Count how many lines contain the word "JSON". Respond with the number alone.

---

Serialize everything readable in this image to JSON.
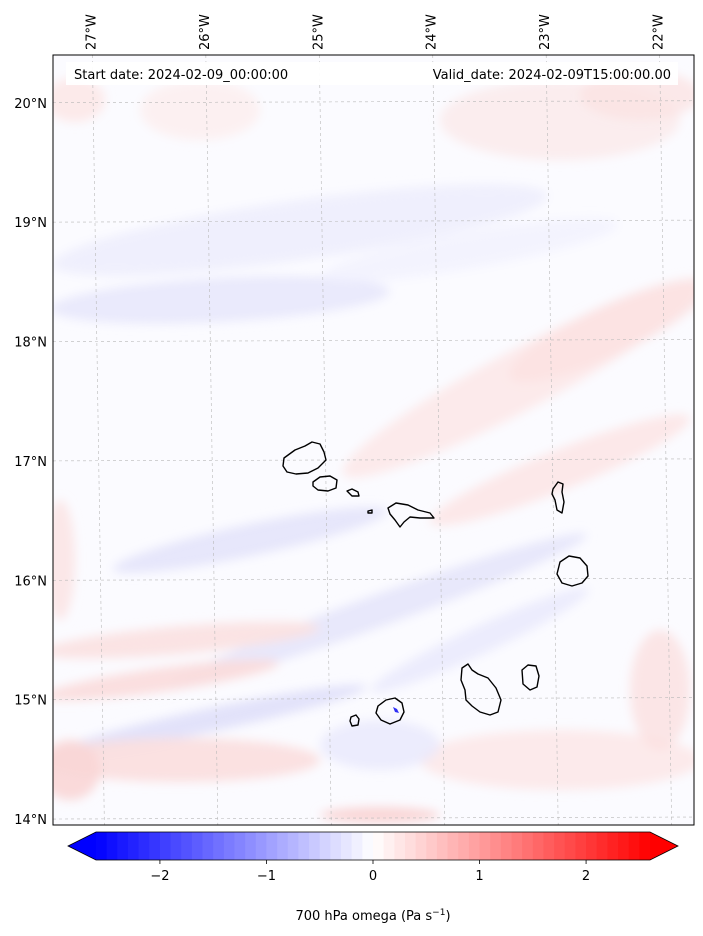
{
  "map": {
    "start_date_text": "Start date: 2024-02-09_00:00:00",
    "valid_date_text": "Valid_date: 2024-02-09T15:00:00.00",
    "lon_ticks": [
      {
        "value": -27,
        "label": "27°W"
      },
      {
        "value": -26,
        "label": "26°W"
      },
      {
        "value": -25,
        "label": "25°W"
      },
      {
        "value": -24,
        "label": "24°W"
      },
      {
        "value": -23,
        "label": "23°W"
      },
      {
        "value": -22,
        "label": "22°W"
      }
    ],
    "lat_ticks": [
      {
        "value": 20,
        "label": "20°N"
      },
      {
        "value": 19,
        "label": "19°N"
      },
      {
        "value": 18,
        "label": "18°N"
      },
      {
        "value": 17,
        "label": "17°N"
      },
      {
        "value": 16,
        "label": "16°N"
      },
      {
        "value": 15,
        "label": "15°N"
      },
      {
        "value": 14,
        "label": "14°N"
      }
    ],
    "lon_range": [
      -27.4,
      -21.75
    ],
    "lat_range": [
      13.95,
      20.4
    ],
    "grid": true,
    "colormap": "bwr",
    "field": "700 hPa omega"
  },
  "colorbar": {
    "range": [
      -2.6,
      2.6
    ],
    "ticks": [
      {
        "value": -2,
        "label": "−2"
      },
      {
        "value": -1,
        "label": "−1"
      },
      {
        "value": 0,
        "label": "0"
      },
      {
        "value": 1,
        "label": "1"
      },
      {
        "value": 2,
        "label": "2"
      }
    ],
    "label": "700 hPa omega (Pa s",
    "label_sup": "−1",
    "label_end": ")",
    "extend": "both",
    "color_min": "#0000ff",
    "color_mid": "#ffffff",
    "color_max": "#ff0000"
  }
}
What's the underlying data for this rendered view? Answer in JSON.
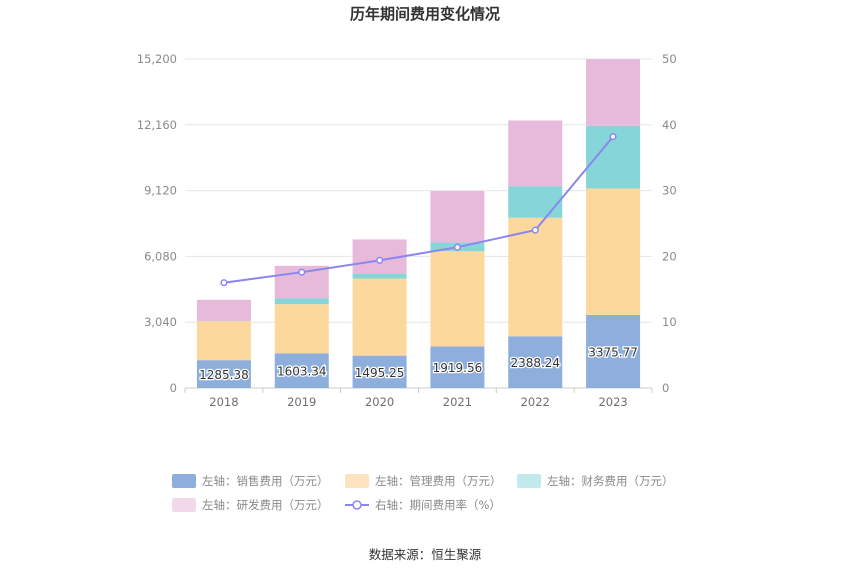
{
  "chart_data": {
    "type": "bar",
    "stacked": true,
    "title": "历年期间费用变化情况",
    "categories": [
      "2018",
      "2019",
      "2020",
      "2021",
      "2022",
      "2023"
    ],
    "left_axis": {
      "min": 0,
      "max": 15200,
      "ticks": [
        "0",
        "3,040",
        "6,080",
        "9,120",
        "12,160",
        "15,200"
      ]
    },
    "right_axis": {
      "min": 0,
      "max": 50,
      "ticks": [
        "0",
        "10",
        "20",
        "30",
        "40",
        "50"
      ]
    },
    "series": [
      {
        "name": "左轴：销售费用（万元）",
        "axis": "left",
        "kind": "bar",
        "color": "#8eaedb",
        "values": [
          1285.38,
          1603.34,
          1495.25,
          1919.56,
          2388.24,
          3375.77
        ],
        "data_labels": [
          "1285.38",
          "1603.34",
          "1495.25",
          "1919.56",
          "2388.24",
          "3375.77"
        ]
      },
      {
        "name": "左轴：管理费用（万元）",
        "axis": "left",
        "kind": "bar",
        "color": "#fdd89c",
        "values": [
          1800,
          2270,
          3560,
          4400,
          5480,
          5840
        ]
      },
      {
        "name": "左轴：财务费用（万元）",
        "axis": "left",
        "kind": "bar",
        "color": "#85d5d9",
        "values": [
          10,
          270,
          230,
          400,
          1450,
          2900
        ]
      },
      {
        "name": "左轴：研发费用（万元）",
        "axis": "left",
        "kind": "bar",
        "color": "#e7b9da",
        "values": [
          980,
          1500,
          1580,
          2380,
          3040,
          3080
        ]
      },
      {
        "name": "右轴：期间费用率（%）",
        "axis": "right",
        "kind": "line",
        "color": "#8a86f0",
        "values": [
          16.0,
          17.6,
          19.4,
          21.4,
          24.0,
          38.2
        ]
      }
    ],
    "legend_position": "bottom",
    "grid": true
  },
  "legend_items": [
    {
      "label": "左轴：销售费用（万元）",
      "color": "#8eaedb",
      "marker": "bar"
    },
    {
      "label": "左轴：管理费用（万元）",
      "color": "#fde3bf",
      "marker": "bar"
    },
    {
      "label": "左轴：财务费用（万元）",
      "color": "#c2eaec",
      "marker": "bar"
    },
    {
      "label": "左轴：研发费用（万元）",
      "color": "#f2d9ea",
      "marker": "bar"
    },
    {
      "label": "右轴：期间费用率（%）",
      "color": "#8a86f0",
      "marker": "line"
    }
  ],
  "source": "数据来源：恒生聚源"
}
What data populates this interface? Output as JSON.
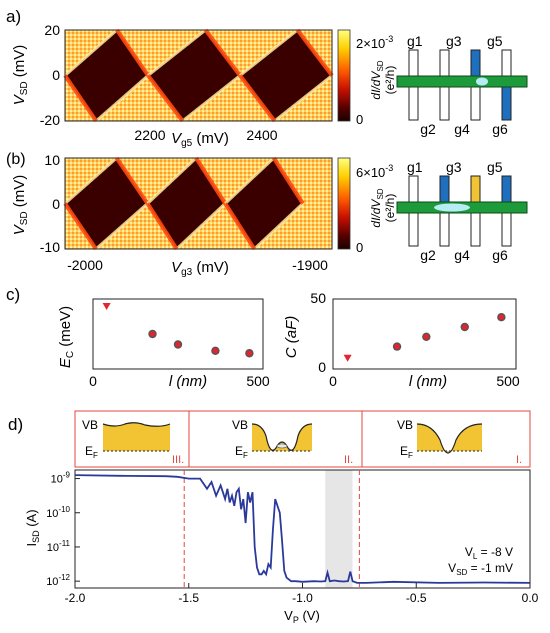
{
  "panels": {
    "a": {
      "label": "a)",
      "ylabel_main": "V",
      "ylabel_sub": "SD",
      "ylabel_unit": " (mV)",
      "y_ticks": [
        "20",
        "0",
        "-20"
      ],
      "xlabel_main": "V",
      "xlabel_sub": "g5",
      "xlabel_unit": " (mV)",
      "x_ticks": [
        "2200",
        "2400"
      ],
      "cbar_top": "2×10",
      "cbar_top_exp": "-3",
      "cbar_bottom": "0",
      "cbar_label": "dI/dV",
      "cbar_label_sub": "SD",
      "cbar_unit": "(e²/h)",
      "gates_top": [
        "g1",
        "g3",
        "g5"
      ],
      "gates_bottom": [
        "g2",
        "g4",
        "g6"
      ]
    },
    "b": {
      "label": "(b)",
      "ylabel_main": "V",
      "ylabel_sub": "SD",
      "ylabel_unit": " (mV)",
      "y_ticks": [
        "10",
        "0",
        "-10"
      ],
      "xlabel_main": "V",
      "xlabel_sub": "g3",
      "xlabel_unit": " (mV)",
      "x_ticks": [
        "-2000",
        "-1900"
      ],
      "cbar_top": "6×10",
      "cbar_top_exp": "-3",
      "cbar_bottom": "0",
      "cbar_label": "dI/dV",
      "cbar_label_sub": "SD",
      "cbar_unit": "(e²/h)",
      "gates_top": [
        "g1",
        "g3",
        "g5"
      ],
      "gates_bottom": [
        "g2",
        "g4",
        "g6"
      ]
    },
    "c": {
      "label": "c)",
      "left": {
        "ylabel_main": "E",
        "ylabel_sub": "C",
        "ylabel_unit": " (meV)",
        "xlabel": "l (nm)",
        "y_ticks": [
          "20",
          "10",
          "0"
        ],
        "x_ticks": [
          "0",
          "500"
        ]
      },
      "right": {
        "ylabel": "C (aF)",
        "xlabel": "l (nm)",
        "y_ticks": [
          "50",
          "0"
        ],
        "x_ticks": [
          "0",
          "500"
        ]
      }
    },
    "d": {
      "label": "d)",
      "region_labels": [
        "III.",
        "II.",
        "I."
      ],
      "band_vb": "VB",
      "band_ef": "E",
      "band_ef_sub": "F",
      "ylabel": "I",
      "ylabel_sub": "SD",
      "ylabel_unit": " (A)",
      "xlabel": "V",
      "xlabel_sub": "P",
      "xlabel_unit": " (V)",
      "y_ticks": [
        "10",
        "10",
        "10",
        "10"
      ],
      "y_tick_exps": [
        "-9",
        "-10",
        "-11",
        "-12"
      ],
      "x_ticks": [
        "-2.0",
        "-1.5",
        "-1.0",
        "-0.5",
        "0.0"
      ],
      "annotation_vl": "V",
      "annotation_vl_sub": "L",
      "annotation_vl_val": " = -8 V",
      "annotation_vsd": "V",
      "annotation_vsd_sub": "SD",
      "annotation_vsd_val": " = -1 mV",
      "colors": {
        "trace": "#2b3a9a",
        "region": "#e2473f",
        "band_fill": "#f2c433"
      }
    }
  },
  "chart_data": [
    {
      "type": "heatmap",
      "xlabel": "Vg5 (mV)",
      "ylabel": "VSD (mV)",
      "xlim": [
        2050,
        2500
      ],
      "ylim": [
        -20,
        20
      ],
      "x_ticks": [
        2200,
        2400
      ],
      "colorbar": {
        "label": "dI/dVSD (e²/h)",
        "range": [
          0,
          0.002
        ]
      },
      "diamond_centers_x": [
        2050,
        2190,
        2345,
        2500
      ]
    },
    {
      "type": "heatmap",
      "xlabel": "Vg3 (mV)",
      "ylabel": "VSD (mV)",
      "xlim": [
        -2000,
        -1890
      ],
      "ylim": [
        -10,
        10
      ],
      "x_ticks": [
        -2000,
        -1900
      ],
      "colorbar": {
        "label": "dI/dVSD (e²/h)",
        "range": [
          0,
          0.006
        ]
      },
      "diamond_centers_x": [
        -2000,
        -1966,
        -1934,
        -1902
      ]
    },
    {
      "type": "scatter",
      "xlabel": "l (nm)",
      "ylabel": "EC (meV)",
      "xlim": [
        0,
        500
      ],
      "ylim": [
        0,
        20
      ],
      "series": [
        {
          "marker": "triangle",
          "x": [
            40
          ],
          "y": [
            18
          ]
        },
        {
          "marker": "circle",
          "x": [
            175,
            250,
            360,
            460
          ],
          "y": [
            10,
            7,
            5.2,
            4.5
          ]
        }
      ]
    },
    {
      "type": "scatter",
      "xlabel": "l (nm)",
      "ylabel": "C (aF)",
      "xlim": [
        0,
        500
      ],
      "ylim": [
        0,
        50
      ],
      "series": [
        {
          "marker": "triangle",
          "x": [
            40
          ],
          "y": [
            8
          ]
        },
        {
          "marker": "circle",
          "x": [
            175,
            255,
            360,
            460
          ],
          "y": [
            16,
            23,
            30,
            37
          ]
        }
      ]
    },
    {
      "type": "line",
      "xlabel": "VP (V)",
      "ylabel": "ISD (A)",
      "xlim": [
        -2.0,
        0.0
      ],
      "ylim_log10": [
        -12.2,
        -8.75
      ],
      "y_scale": "log",
      "region_boundaries": [
        -1.52,
        -0.75
      ],
      "shaded_band": [
        -0.9,
        -0.78
      ],
      "series": [
        {
          "x": [
            -2.0,
            -1.8,
            -1.6,
            -1.55,
            -1.5,
            -1.45,
            -1.42,
            -1.4,
            -1.38,
            -1.36,
            -1.35,
            -1.34,
            -1.33,
            -1.32,
            -1.31,
            -1.3,
            -1.29,
            -1.28,
            -1.27,
            -1.26,
            -1.25,
            -1.24,
            -1.23,
            -1.22,
            -1.21,
            -1.2,
            -1.19,
            -1.18,
            -1.17,
            -1.16,
            -1.15,
            -1.14,
            -1.13,
            -1.12,
            -1.11,
            -1.1,
            -1.09,
            -1.08,
            -1.07,
            -1.06,
            -1.05,
            -1.03,
            -1.0,
            -0.95,
            -0.92,
            -0.9,
            -0.89,
            -0.88,
            -0.86,
            -0.84,
            -0.82,
            -0.8,
            -0.79,
            -0.78,
            -0.76,
            -0.72,
            -0.6,
            -0.4,
            -0.2,
            0.0
          ],
          "log10_y": [
            -8.9,
            -8.92,
            -8.93,
            -8.95,
            -9.0,
            -9.0,
            -9.3,
            -9.1,
            -9.5,
            -9.2,
            -9.4,
            -9.6,
            -9.3,
            -9.7,
            -9.5,
            -9.8,
            -9.4,
            -9.3,
            -9.9,
            -9.6,
            -10.3,
            -9.4,
            -9.7,
            -9.4,
            -11.0,
            -11.6,
            -11.8,
            -11.8,
            -11.7,
            -11.8,
            -11.5,
            -11.6,
            -10.5,
            -9.6,
            -9.8,
            -10.0,
            -10.8,
            -11.7,
            -11.9,
            -11.95,
            -12.0,
            -12.0,
            -12.02,
            -12.0,
            -12.01,
            -12.0,
            -11.75,
            -12.0,
            -11.98,
            -12.0,
            -12.01,
            -12.0,
            -11.72,
            -12.0,
            -12.05,
            -12.05,
            -12.02,
            -12.05,
            -12.04,
            -12.05
          ]
        }
      ]
    }
  ]
}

---

#### Final result:
3